**Do this**. Transcribe the material in full. Nothing should differ except that the pictures are left out.
- - -
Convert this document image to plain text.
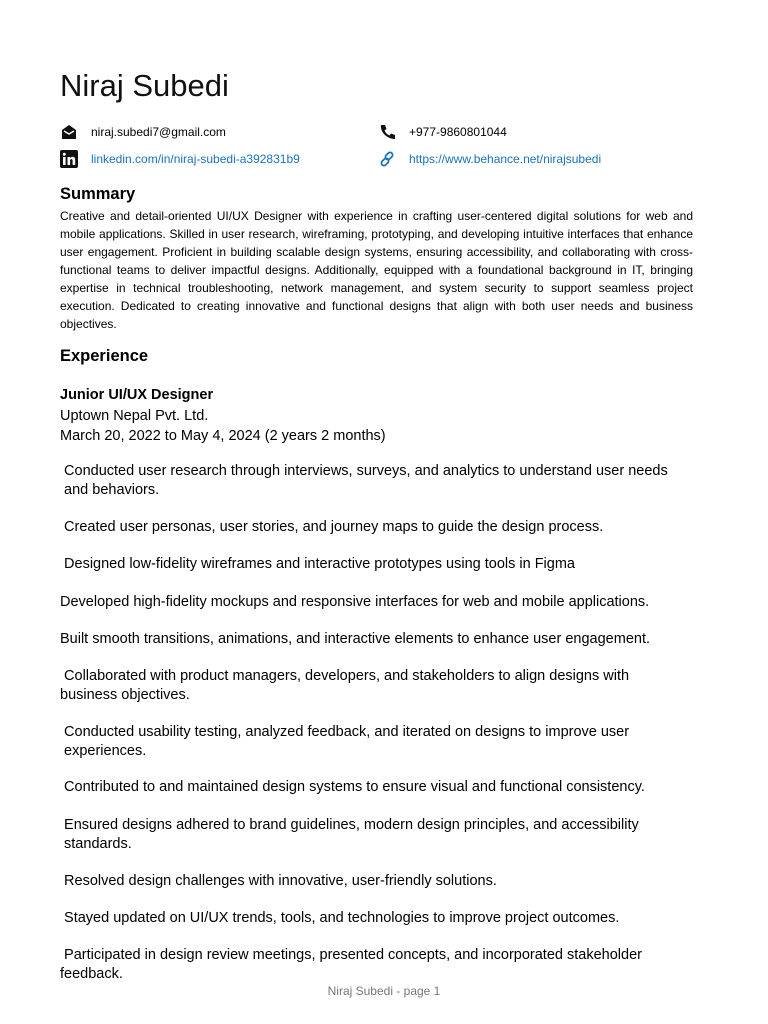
Niraj Subedi
niraj.subedi7@gmail.com	+977-9860801044
linkedin.com/in/niraj-subedi-a392831b9	https://www.behance.net/nirajsubedi
Summary

Creative and detail-oriented UI/UX Designer with experience in crafting user-centered digital solutions for web and mobile applications. Skilled in user research, wireframing, prototyping, and developing intuitive interfaces that enhance user engagement. Proficient in building scalable design systems, ensuring accessibility, and collaborating with cross-functional teams to deliver impactful designs. Additionally, equipped with a foundational background in IT, bringing expertise in technical troubleshooting, network management, and system security to support seamless project execution. Dedicated to creating innovative and functional designs that align with both user needs and business objectives.

Experience
Junior UI/UX Designer
Uptown Nepal Pvt. Ltd.
March 20, 2022 to May 4, 2024 (2 years 2 months)

Conducted user research through interviews, surveys, and analytics to understand user needs
and behaviors.

Created user personas, user stories, and journey maps to guide the design process.

Designed low-fidelity wireframes and interactive prototypes using tools in Figma

Developed high-fidelity mockups and responsive interfaces for web and mobile applications.

Built smooth transitions, animations, and interactive elements to enhance user engagement.

Collaborated with product managers, developers, and stakeholders to align designs with
business objectives.

Conducted usability testing, analyzed feedback, and iterated on designs to improve user
experiences.

Contributed to and maintained design systems to ensure visual and functional consistency.

Ensured designs adhered to brand guidelines, modern design principles, and accessibility
standards.

Resolved design challenges with innovative, user-friendly solutions.

Stayed updated on UI/UX trends, tools, and technologies to improve project outcomes.

Participated in design review meetings, presented concepts, and incorporated stakeholder
feedback.

Niraj Subedi - page 1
- - -
**Response for this exercise**.
Convert this document image to plain text.
Niraj Subedi
niraj.subedi7@gmail.com	+977-9860801044
linkedin.com/in/niraj-subedi-a392831b9	https://www.behance.net/nirajsubedi
Summary

Creative and detail-oriented UI/UX Designer with experience in crafting user-centered digital solutions for web and mobile applications. Skilled in user research, wireframing, prototyping, and developing intuitive interfaces that enhance user engagement. Proficient in building scalable design systems, ensuring accessibility, and collaborating with cross-functional teams to deliver impactful designs. Additionally, equipped with a foundational background in IT, bringing expertise in technical troubleshooting, network management, and system security to support seamless project execution. Dedicated to creating innovative and functional designs that align with both user needs and business objectives.

Experience
Junior UI/UX Designer
Uptown Nepal Pvt. Ltd.
March 20, 2022 to May 4, 2024 (2 years 2 months)

Conducted user research through interviews, surveys, and analytics to understand user needs
and behaviors.

Created user personas, user stories, and journey maps to guide the design process.

Designed low-fidelity wireframes and interactive prototypes using tools in Figma

Developed high-fidelity mockups and responsive interfaces for web and mobile applications.

Built smooth transitions, animations, and interactive elements to enhance user engagement.

Collaborated with product managers, developers, and stakeholders to align designs with
business objectives.

Conducted usability testing, analyzed feedback, and iterated on designs to improve user
experiences.

Contributed to and maintained design systems to ensure visual and functional consistency.

Ensured designs adhered to brand guidelines, modern design principles, and accessibility
standards.

Resolved design challenges with innovative, user-friendly solutions.

Stayed updated on UI/UX trends, tools, and technologies to improve project outcomes.

Participated in design review meetings, presented concepts, and incorporated stakeholder
feedback.

Niraj Subedi - page 1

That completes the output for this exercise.